## start

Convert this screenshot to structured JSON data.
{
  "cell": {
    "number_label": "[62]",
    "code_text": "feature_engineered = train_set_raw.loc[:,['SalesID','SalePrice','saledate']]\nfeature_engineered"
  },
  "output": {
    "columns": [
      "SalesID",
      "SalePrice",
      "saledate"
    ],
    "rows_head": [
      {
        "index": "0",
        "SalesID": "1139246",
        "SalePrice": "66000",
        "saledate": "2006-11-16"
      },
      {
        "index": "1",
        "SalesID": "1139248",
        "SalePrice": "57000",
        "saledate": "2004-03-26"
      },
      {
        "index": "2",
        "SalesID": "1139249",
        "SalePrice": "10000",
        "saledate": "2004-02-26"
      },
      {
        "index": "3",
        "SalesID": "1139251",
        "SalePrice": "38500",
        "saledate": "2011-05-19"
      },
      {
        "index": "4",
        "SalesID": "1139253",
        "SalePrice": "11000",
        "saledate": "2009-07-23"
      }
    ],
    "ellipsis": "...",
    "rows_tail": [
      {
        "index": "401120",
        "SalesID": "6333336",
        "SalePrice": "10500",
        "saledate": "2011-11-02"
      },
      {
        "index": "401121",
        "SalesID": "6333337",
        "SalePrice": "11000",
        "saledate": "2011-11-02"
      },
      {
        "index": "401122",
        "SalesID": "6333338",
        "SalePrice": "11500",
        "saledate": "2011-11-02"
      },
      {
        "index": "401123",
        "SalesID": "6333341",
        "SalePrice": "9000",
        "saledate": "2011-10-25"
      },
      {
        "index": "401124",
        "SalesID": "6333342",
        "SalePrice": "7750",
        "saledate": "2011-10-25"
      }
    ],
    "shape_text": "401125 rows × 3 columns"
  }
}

## end

Extract every line containing the string "index" from the material.

        "index": "0",
        "index": "1",
        "index": "2",
        "index": "3",
        "index": "4",
        "index": "401120",
        "index": "401121",
        "index": "401122",
        "index": "401123",
        "index": "401124",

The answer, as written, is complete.